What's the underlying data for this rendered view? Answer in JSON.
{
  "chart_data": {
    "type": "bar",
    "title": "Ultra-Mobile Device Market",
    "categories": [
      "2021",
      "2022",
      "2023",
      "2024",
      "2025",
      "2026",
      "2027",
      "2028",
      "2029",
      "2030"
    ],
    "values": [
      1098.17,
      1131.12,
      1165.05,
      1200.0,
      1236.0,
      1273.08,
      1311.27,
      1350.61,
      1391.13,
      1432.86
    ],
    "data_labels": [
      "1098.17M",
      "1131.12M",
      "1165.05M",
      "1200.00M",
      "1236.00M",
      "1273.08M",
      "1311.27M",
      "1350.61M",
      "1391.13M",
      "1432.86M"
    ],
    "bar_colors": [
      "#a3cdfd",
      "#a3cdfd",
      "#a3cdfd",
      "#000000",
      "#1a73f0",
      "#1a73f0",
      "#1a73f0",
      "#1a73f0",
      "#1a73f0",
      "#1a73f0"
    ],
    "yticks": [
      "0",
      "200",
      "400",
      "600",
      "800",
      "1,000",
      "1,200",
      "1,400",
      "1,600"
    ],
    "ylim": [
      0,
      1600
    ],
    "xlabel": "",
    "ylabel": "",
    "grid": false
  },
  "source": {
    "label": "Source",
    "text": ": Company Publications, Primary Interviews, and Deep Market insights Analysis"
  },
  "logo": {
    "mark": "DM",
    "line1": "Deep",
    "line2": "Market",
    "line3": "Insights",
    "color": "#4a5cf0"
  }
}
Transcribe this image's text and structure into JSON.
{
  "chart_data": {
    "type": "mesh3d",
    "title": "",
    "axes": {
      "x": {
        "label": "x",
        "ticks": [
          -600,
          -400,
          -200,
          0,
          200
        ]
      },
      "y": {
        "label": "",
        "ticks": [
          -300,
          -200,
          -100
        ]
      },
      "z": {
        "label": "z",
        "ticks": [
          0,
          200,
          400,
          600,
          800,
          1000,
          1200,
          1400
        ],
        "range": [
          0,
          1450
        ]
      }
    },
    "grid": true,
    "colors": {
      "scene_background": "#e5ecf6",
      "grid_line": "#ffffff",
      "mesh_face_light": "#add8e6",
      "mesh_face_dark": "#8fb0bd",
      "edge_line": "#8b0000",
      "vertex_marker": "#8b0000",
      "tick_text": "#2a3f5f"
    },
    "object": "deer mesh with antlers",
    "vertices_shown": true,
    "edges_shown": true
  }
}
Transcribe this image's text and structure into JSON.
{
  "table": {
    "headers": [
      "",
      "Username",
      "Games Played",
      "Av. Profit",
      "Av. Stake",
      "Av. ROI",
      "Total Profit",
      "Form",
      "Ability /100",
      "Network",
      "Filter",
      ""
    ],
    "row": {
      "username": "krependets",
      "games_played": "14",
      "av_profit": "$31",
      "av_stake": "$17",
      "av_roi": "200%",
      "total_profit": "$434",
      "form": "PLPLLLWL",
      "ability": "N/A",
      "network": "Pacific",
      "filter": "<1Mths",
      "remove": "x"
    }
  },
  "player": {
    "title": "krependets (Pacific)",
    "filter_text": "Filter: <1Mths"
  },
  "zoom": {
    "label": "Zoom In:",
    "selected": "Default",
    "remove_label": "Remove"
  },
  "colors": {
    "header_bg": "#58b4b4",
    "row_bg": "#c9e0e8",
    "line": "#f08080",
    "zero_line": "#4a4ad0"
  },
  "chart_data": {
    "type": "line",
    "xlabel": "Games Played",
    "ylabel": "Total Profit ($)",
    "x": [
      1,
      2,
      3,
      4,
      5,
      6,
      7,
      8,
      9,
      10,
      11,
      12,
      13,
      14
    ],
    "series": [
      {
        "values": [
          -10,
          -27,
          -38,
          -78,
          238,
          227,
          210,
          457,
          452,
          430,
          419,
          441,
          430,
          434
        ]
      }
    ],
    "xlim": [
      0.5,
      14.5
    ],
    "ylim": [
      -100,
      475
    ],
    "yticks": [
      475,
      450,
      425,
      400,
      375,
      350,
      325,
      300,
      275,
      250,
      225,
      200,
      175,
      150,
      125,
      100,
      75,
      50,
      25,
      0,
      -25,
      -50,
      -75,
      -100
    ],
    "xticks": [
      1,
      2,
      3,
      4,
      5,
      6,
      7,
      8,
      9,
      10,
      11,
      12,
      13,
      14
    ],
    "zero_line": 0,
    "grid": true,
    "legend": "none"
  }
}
==*==
▶ **Objective**:
Return what is listed above, exactly and completely.

▶ **Solution to this task**:
What's the underlying data for this rendered view? Answer in JSON.
{
  "chart_data": {
    "type": "bar",
    "title": "Ultra-Mobile Device Market",
    "categories": [
      "2021",
      "2022",
      "2023",
      "2024",
      "2025",
      "2026",
      "2027",
      "2028",
      "2029",
      "2030"
    ],
    "values": [
      1098.17,
      1131.12,
      1165.05,
      1200.0,
      1236.0,
      1273.08,
      1311.27,
      1350.61,
      1391.13,
      1432.86
    ],
    "data_labels": [
      "1098.17M",
      "1131.12M",
      "1165.05M",
      "1200.00M",
      "1236.00M",
      "1273.08M",
      "1311.27M",
      "1350.61M",
      "1391.13M",
      "1432.86M"
    ],
    "bar_colors": [
      "#a3cdfd",
      "#a3cdfd",
      "#a3cdfd",
      "#000000",
      "#1a73f0",
      "#1a73f0",
      "#1a73f0",
      "#1a73f0",
      "#1a73f0",
      "#1a73f0"
    ],
    "yticks": [
      "0",
      "200",
      "400",
      "600",
      "800",
      "1,000",
      "1,200",
      "1,400",
      "1,600"
    ],
    "ylim": [
      0,
      1600
    ],
    "xlabel": "",
    "ylabel": "",
    "grid": false
  },
  "source": {
    "label": "Source",
    "text": ": Company Publications, Primary Interviews, and Deep Market insights Analysis"
  },
  "logo": {
    "mark": "DM",
    "line1": "Deep",
    "line2": "Market",
    "line3": "Insights",
    "color": "#4a5cf0"
  }
}
Transcribe this image's text and structure into JSON.
{
  "chart_data": {
    "type": "mesh3d",
    "title": "",
    "axes": {
      "x": {
        "label": "x",
        "ticks": [
          -600,
          -400,
          -200,
          0,
          200
        ]
      },
      "y": {
        "label": "",
        "ticks": [
          -300,
          -200,
          -100
        ]
      },
      "z": {
        "label": "z",
        "ticks": [
          0,
          200,
          400,
          600,
          800,
          1000,
          1200,
          1400
        ],
        "range": [
          0,
          1450
        ]
      }
    },
    "grid": true,
    "colors": {
      "scene_background": "#e5ecf6",
      "grid_line": "#ffffff",
      "mesh_face_light": "#add8e6",
      "mesh_face_dark": "#8fb0bd",
      "edge_line": "#8b0000",
      "vertex_marker": "#8b0000",
      "tick_text": "#2a3f5f"
    },
    "object": "deer mesh with antlers",
    "vertices_shown": true,
    "edges_shown": true
  }
}
Transcribe this image's text and structure into JSON.
{
  "table": {
    "headers": [
      "",
      "Username",
      "Games Played",
      "Av. Profit",
      "Av. Stake",
      "Av. ROI",
      "Total Profit",
      "Form",
      "Ability /100",
      "Network",
      "Filter",
      ""
    ],
    "row": {
      "username": "krependets",
      "games_played": "14",
      "av_profit": "$31",
      "av_stake": "$17",
      "av_roi": "200%",
      "total_profit": "$434",
      "form": "PLPLLLWL",
      "ability": "N/A",
      "network": "Pacific",
      "filter": "<1Mths",
      "remove": "x"
    }
  },
  "player": {
    "title": "krependets (Pacific)",
    "filter_text": "Filter: <1Mths"
  },
  "zoom": {
    "label": "Zoom In:",
    "selected": "Default",
    "remove_label": "Remove"
  },
  "colors": {
    "header_bg": "#58b4b4",
    "row_bg": "#c9e0e8",
    "line": "#f08080",
    "zero_line": "#4a4ad0"
  },
  "chart_data": {
    "type": "line",
    "xlabel": "Games Played",
    "ylabel": "Total Profit ($)",
    "x": [
      1,
      2,
      3,
      4,
      5,
      6,
      7,
      8,
      9,
      10,
      11,
      12,
      13,
      14
    ],
    "series": [
      {
        "values": [
          -10,
          -27,
          -38,
          -78,
          238,
          227,
          210,
          457,
          452,
          430,
          419,
          441,
          430,
          434
        ]
      }
    ],
    "xlim": [
      0.5,
      14.5
    ],
    "ylim": [
      -100,
      475
    ],
    "yticks": [
      475,
      450,
      425,
      400,
      375,
      350,
      325,
      300,
      275,
      250,
      225,
      200,
      175,
      150,
      125,
      100,
      75,
      50,
      25,
      0,
      -25,
      -50,
      -75,
      -100
    ],
    "xticks": [
      1,
      2,
      3,
      4,
      5,
      6,
      7,
      8,
      9,
      10,
      11,
      12,
      13,
      14
    ],
    "zero_line": 0,
    "grid": true,
    "legend": "none"
  }
}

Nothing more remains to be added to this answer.